• _Quoted passage_
▼▼▼

I think that the pseudonymous/anonymous internet world has become an outlet for people to complain about things that they are not comfortable complaining about IRL, which is why things are definitely skewed towards the negative.
Interestingly, I also follow a different blogging circle where everyone blogs with their real identity and many of the bloggers/reader know each other IRL. In this circle, I definitely notice that people present themselves with that “everything is good” mindset that I typically see more IRL and they are sometimes called out by (anonymous) readers for acting “too perfect”.
April 3, 2012 at 6:05 am
Maybe the problem is #1 isn’t on facebook! That must be where all the “everything is fine” pressure goes.
April 3, 2012 at 10:23 am
There is a pressure on fb for everything’s fine–Sherry Turkle explores it in her more recent book (I’m teaching a portion of it this week, so it’s on my mind.) In that case, it’s not just women though, and it starts very young–teenage users feel immense pressure to be “fine.”
April 3, 2012 at 6:16 am
Well I don’t think I’d categorize myself as perfect, but no I do not think I have an obligation to be miserable either. I’m not sure if you mean the conventions of “how are you” wherein “fine” is really the only socially acceptable answer, or if you mean the self-disparaging attitude some people have in which they seem think it hubris or tempting the fates to say, SHIT IS GOING FINE NOW because I rock, or if you mean both. I do believe this to be culturally specific as well, so I’m not peeved if people don’t proclaim their awesomeness to me.
My pet peeve is people who complain incessantly about their lives and then DON”T DO ANYTHING TO CHANGE IT. There are blogs I don’t read anymore specifically because of that, FB people I have hidden etc. If someone wants their self-expression online to be a massive outlet for their anger and frustration that is their prerogative, but mine is to not read it! I find this particularly difficult when I’m reading a person in the first world who has a doctorate or professional degree and they still act as if they can’t change shit. Umm yes you can so do it already and shut the f*ck up about it. EEK see now I’m sure they are happy I don’t read and comment right?
April 3, 2012 at 6:18 am
Hush! currently has a rant about this topic.
April 14, 2012 at 5:42 pm
Gracias for the shout out!
April 3, 2012 at 7:39 am
Yes, yes, yes! I hate that, too! In real life and online. And I have banned myself from certain blogs because of that. Drives me nuts.

▲▲▲

• _Records for this exercise_
▼▼▼

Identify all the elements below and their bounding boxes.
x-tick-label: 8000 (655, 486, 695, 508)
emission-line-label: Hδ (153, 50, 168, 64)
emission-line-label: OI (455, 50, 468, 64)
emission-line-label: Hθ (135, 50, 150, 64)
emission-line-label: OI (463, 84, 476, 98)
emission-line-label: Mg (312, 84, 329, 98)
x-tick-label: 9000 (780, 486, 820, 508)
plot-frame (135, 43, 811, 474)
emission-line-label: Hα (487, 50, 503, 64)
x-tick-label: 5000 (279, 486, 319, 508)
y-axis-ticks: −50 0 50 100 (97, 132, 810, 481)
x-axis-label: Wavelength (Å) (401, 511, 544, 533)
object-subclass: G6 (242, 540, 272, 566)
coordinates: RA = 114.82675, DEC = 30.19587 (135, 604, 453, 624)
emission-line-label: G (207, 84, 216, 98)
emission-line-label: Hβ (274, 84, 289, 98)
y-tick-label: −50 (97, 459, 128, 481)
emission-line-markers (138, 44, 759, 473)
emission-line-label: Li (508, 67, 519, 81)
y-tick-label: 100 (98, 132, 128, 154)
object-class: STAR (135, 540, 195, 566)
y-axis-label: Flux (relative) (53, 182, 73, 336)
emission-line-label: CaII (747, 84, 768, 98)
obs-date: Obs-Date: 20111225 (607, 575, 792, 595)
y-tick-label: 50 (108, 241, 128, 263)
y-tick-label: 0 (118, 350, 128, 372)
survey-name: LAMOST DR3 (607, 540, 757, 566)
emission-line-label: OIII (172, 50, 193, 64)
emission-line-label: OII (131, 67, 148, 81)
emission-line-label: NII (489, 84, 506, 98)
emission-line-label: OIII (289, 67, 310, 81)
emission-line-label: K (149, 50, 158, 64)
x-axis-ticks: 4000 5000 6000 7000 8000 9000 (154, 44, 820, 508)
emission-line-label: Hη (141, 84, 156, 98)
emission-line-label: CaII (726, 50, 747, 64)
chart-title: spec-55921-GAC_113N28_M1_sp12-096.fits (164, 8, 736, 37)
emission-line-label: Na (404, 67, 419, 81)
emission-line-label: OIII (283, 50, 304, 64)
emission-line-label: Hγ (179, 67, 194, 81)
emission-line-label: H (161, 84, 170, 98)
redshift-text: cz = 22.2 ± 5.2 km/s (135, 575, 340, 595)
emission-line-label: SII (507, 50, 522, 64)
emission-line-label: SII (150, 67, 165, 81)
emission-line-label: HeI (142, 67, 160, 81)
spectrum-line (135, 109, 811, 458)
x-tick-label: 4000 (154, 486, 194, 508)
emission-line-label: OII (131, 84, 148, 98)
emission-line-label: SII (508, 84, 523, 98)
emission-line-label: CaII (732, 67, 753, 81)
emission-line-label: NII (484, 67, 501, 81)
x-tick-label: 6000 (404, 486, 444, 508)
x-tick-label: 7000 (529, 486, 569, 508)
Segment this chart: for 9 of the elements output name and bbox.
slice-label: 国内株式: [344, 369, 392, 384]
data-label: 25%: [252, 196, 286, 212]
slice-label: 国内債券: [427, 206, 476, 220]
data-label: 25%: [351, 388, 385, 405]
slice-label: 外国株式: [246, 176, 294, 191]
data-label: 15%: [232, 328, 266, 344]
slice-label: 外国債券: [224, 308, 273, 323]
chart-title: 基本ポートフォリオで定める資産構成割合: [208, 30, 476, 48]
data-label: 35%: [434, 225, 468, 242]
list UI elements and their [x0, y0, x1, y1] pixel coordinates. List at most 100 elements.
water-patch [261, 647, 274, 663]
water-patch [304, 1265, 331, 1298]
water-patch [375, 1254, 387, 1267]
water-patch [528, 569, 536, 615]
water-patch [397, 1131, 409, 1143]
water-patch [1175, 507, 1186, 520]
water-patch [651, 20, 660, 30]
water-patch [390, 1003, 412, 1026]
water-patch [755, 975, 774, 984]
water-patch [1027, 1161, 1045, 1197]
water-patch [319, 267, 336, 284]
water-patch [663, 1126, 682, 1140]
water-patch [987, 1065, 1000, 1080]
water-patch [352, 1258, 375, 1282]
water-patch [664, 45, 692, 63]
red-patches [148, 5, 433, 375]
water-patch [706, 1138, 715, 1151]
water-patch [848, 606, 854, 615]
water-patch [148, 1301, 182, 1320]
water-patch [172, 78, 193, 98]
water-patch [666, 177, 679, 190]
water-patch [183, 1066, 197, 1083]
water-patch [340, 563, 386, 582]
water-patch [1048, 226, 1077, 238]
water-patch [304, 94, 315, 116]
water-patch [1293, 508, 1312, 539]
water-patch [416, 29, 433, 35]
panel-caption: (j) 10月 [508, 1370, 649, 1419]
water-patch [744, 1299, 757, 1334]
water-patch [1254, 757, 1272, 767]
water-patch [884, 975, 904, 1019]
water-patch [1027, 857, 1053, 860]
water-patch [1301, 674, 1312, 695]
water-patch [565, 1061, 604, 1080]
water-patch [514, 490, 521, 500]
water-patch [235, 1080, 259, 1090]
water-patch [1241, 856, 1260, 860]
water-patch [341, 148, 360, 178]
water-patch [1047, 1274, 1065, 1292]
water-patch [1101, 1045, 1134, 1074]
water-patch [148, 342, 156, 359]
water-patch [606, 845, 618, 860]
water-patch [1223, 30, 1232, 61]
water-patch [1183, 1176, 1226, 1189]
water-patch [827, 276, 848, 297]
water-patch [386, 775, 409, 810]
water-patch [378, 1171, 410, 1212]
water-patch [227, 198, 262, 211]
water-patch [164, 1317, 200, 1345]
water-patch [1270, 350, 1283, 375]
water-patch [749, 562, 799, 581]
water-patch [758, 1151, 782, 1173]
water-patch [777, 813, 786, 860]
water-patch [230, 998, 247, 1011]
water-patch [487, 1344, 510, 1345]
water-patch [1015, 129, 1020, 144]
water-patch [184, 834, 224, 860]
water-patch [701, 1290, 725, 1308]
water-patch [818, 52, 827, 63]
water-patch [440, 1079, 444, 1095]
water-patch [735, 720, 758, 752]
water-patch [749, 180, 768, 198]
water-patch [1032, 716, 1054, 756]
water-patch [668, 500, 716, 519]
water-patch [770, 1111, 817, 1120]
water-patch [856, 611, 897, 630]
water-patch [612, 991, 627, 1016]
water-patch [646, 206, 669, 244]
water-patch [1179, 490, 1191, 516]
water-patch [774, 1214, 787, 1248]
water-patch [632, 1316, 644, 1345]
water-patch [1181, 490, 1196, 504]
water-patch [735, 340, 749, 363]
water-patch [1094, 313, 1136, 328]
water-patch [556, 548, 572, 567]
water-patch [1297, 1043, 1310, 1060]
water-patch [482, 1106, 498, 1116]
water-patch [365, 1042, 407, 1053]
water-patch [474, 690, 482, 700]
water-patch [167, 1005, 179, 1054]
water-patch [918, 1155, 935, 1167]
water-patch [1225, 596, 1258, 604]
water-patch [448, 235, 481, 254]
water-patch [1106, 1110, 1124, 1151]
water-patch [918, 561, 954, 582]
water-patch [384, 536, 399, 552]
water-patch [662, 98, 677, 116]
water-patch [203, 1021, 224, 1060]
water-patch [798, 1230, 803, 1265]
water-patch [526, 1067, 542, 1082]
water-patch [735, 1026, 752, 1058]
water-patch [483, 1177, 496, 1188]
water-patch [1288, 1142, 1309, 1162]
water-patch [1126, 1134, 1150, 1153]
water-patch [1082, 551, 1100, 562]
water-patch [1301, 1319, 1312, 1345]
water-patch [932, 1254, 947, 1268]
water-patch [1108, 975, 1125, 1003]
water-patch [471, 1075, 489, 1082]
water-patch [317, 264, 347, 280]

▲▲▲

• _Problems to work on_
A) According to the comment thread, who explores the pressure on Facebook to act as if everything is fine?
B) Find every line in the entries that contains the string "title", matching case exactly.
The comment thread and the entries come from unrelated sources.

• _Answers below_
A) Sherry Turkle

B)
chart-title: spec-55921-GAC_113N28_M1_sp12-096.fits (164, 8, 736, 37)
chart-title: 基本ポートフォリオで定める資産構成割合: [208, 30, 476, 48]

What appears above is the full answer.